» **DATA SHOWN**
-----

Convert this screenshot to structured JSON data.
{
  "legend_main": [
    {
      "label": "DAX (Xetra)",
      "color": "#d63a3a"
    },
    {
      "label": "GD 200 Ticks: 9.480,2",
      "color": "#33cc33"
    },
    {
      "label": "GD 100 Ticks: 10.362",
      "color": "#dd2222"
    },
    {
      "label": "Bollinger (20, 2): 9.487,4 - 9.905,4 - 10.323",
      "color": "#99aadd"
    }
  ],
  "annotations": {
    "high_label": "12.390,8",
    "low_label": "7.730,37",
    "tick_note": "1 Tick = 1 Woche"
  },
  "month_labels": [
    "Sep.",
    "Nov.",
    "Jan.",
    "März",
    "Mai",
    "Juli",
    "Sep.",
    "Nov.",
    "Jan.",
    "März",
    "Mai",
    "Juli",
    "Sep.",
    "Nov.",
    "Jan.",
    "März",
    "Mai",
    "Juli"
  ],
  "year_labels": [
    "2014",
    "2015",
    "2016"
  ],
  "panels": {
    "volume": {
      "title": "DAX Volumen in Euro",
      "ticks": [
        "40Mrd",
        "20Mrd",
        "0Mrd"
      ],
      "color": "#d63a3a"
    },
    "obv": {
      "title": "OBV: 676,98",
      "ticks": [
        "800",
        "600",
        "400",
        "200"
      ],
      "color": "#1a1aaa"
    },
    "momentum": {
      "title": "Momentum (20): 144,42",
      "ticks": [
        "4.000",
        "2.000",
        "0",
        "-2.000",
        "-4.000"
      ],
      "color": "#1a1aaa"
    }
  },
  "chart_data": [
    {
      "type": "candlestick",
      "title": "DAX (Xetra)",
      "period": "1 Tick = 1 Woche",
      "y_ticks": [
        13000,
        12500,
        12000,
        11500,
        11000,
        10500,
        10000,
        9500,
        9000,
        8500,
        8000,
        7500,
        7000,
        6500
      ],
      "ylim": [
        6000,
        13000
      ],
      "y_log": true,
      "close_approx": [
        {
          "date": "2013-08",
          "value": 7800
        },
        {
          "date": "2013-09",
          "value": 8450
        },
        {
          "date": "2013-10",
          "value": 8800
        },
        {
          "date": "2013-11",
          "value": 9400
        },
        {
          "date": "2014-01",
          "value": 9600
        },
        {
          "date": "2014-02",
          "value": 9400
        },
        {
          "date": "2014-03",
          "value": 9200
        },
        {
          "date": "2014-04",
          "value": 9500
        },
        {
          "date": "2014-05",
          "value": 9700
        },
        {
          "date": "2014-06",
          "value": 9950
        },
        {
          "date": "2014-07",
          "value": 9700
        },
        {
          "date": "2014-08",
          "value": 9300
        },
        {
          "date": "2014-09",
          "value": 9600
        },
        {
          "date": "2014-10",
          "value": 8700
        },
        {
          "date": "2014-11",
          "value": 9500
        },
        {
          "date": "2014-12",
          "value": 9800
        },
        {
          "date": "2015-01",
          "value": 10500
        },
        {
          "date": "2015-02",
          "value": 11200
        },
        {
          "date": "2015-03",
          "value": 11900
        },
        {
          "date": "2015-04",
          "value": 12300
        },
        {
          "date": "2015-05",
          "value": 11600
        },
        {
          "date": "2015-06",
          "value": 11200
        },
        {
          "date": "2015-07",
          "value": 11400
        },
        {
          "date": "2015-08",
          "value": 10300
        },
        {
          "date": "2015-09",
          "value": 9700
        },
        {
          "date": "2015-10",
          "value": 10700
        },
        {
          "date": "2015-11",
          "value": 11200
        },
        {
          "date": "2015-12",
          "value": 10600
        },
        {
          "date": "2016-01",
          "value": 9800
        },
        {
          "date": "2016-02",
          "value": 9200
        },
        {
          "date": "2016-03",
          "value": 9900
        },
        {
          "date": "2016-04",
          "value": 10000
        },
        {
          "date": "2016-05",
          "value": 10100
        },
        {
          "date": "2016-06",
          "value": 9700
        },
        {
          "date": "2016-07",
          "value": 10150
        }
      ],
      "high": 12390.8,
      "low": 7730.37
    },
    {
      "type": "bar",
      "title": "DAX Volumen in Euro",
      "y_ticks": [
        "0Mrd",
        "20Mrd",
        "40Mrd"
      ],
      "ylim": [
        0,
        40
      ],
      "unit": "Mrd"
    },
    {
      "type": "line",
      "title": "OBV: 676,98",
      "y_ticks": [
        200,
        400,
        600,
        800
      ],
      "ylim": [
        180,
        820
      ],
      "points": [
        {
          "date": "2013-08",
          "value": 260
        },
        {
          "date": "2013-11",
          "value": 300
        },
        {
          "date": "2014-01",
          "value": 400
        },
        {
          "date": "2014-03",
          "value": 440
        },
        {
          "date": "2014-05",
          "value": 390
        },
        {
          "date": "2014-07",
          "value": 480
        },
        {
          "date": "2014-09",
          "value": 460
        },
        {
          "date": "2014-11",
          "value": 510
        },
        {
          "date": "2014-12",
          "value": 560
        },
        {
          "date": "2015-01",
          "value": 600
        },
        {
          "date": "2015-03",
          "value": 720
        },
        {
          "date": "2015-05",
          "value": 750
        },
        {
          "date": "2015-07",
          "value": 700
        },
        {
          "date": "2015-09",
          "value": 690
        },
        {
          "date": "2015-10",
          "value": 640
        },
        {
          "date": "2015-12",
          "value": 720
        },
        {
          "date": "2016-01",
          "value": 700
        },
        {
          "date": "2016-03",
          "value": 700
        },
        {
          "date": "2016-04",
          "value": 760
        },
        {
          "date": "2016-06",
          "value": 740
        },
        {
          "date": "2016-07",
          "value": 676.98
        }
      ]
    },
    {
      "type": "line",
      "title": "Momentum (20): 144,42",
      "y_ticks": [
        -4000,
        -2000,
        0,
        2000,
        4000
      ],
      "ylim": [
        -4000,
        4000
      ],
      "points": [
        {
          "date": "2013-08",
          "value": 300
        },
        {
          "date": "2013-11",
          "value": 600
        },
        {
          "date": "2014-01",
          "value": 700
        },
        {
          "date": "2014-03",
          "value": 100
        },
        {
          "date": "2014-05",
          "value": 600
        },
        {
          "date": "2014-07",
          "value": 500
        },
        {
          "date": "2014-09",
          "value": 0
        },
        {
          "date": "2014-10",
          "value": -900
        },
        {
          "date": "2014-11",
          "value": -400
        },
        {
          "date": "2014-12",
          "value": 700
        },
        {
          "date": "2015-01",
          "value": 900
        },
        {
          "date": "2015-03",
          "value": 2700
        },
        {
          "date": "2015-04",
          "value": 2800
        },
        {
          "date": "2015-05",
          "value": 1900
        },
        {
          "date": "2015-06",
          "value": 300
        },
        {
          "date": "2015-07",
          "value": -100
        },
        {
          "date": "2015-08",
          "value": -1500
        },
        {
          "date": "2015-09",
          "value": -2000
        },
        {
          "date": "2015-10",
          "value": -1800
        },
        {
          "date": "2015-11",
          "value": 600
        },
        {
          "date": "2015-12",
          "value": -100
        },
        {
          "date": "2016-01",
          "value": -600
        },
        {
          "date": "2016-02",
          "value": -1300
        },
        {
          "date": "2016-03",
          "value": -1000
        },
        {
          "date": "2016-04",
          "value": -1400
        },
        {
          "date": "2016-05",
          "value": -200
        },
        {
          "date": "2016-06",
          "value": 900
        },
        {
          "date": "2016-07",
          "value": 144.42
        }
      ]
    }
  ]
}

-----

» **REQUEST**
Copy each line of the records containing the string "color".

» **RESULT OF THE TASK**
      "color": "#d63a3a"
      "color": "#33cc33"
      "color": "#dd2222"
      "color": "#99aadd"
      "color": "#d63a3a"
      "color": "#1a1aaa"
      "color": "#1a1aaa"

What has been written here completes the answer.